_Data for this exercise_
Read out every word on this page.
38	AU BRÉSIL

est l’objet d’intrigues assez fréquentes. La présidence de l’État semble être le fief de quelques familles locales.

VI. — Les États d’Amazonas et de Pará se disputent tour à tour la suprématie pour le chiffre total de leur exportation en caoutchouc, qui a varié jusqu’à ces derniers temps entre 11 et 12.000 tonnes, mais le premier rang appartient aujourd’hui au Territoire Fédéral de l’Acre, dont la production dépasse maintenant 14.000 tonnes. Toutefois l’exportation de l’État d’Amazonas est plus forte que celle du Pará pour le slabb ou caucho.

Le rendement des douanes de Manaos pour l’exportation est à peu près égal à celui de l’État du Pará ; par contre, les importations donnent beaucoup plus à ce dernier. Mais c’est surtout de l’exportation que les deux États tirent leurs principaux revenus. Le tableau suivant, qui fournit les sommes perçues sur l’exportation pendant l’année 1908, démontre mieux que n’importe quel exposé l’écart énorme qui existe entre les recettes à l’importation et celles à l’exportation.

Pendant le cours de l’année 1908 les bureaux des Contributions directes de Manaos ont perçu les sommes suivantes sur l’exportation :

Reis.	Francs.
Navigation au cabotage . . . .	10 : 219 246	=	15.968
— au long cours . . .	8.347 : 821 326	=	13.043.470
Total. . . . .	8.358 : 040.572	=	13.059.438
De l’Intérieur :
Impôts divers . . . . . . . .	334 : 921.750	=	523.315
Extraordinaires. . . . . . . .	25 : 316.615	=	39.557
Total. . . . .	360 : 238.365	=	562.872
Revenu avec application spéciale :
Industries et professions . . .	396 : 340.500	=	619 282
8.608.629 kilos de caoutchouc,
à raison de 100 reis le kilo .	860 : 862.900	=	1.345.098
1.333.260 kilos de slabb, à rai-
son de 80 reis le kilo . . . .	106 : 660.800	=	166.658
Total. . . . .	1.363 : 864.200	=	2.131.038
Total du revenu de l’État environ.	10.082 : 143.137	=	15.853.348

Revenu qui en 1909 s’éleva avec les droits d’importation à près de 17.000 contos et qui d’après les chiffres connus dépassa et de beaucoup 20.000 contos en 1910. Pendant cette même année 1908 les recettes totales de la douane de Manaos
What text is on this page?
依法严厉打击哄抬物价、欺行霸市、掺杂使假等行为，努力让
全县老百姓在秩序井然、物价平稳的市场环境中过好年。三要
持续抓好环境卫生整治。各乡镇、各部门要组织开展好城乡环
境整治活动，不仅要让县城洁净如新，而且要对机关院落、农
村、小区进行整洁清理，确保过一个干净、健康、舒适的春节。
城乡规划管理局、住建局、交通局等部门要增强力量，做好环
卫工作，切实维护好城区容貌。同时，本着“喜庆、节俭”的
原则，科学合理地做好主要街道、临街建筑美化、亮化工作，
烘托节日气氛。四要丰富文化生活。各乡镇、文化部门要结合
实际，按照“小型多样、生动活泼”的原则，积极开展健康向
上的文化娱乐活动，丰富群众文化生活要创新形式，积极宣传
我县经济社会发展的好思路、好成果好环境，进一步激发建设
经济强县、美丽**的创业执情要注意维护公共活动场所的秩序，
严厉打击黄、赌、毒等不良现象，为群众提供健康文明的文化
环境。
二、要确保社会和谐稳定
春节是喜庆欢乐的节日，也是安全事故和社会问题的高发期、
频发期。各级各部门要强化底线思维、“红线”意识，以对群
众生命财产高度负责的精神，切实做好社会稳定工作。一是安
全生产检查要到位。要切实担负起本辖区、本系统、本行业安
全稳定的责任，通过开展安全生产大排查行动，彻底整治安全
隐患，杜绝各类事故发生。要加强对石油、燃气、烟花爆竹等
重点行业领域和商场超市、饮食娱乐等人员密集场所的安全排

_Task_
Extract, exactly, the lines above that begin at the line containing "What text is on this page?" and end at the final line of the records; add no other text.

_Task output_
What text is on this page?
依法严厉打击哄抬物价、欺行霸市、掺杂使假等行为，努力让
全县老百姓在秩序井然、物价平稳的市场环境中过好年。三要
持续抓好环境卫生整治。各乡镇、各部门要组织开展好城乡环
境整治活动，不仅要让县城洁净如新，而且要对机关院落、农
村、小区进行整洁清理，确保过一个干净、健康、舒适的春节。
城乡规划管理局、住建局、交通局等部门要增强力量，做好环
卫工作，切实维护好城区容貌。同时，本着“喜庆、节俭”的
原则，科学合理地做好主要街道、临街建筑美化、亮化工作，
烘托节日气氛。四要丰富文化生活。各乡镇、文化部门要结合
实际，按照“小型多样、生动活泼”的原则，积极开展健康向
上的文化娱乐活动，丰富群众文化生活要创新形式，积极宣传
我县经济社会发展的好思路、好成果好环境，进一步激发建设
经济强县、美丽**的创业执情要注意维护公共活动场所的秩序，
严厉打击黄、赌、毒等不良现象，为群众提供健康文明的文化
环境。
二、要确保社会和谐稳定
春节是喜庆欢乐的节日，也是安全事故和社会问题的高发期、
频发期。各级各部门要强化底线思维、“红线”意识，以对群
众生命财产高度负责的精神，切实做好社会稳定工作。一是安
全生产检查要到位。要切实担负起本辖区、本系统、本行业安
全稳定的责任，通过开展安全生产大排查行动，彻底整治安全
隐患，杜绝各类事故发生。要加强对石油、燃气、烟花爆竹等
重点行业领域和商场超市、饮食娱乐等人员密集场所的安全排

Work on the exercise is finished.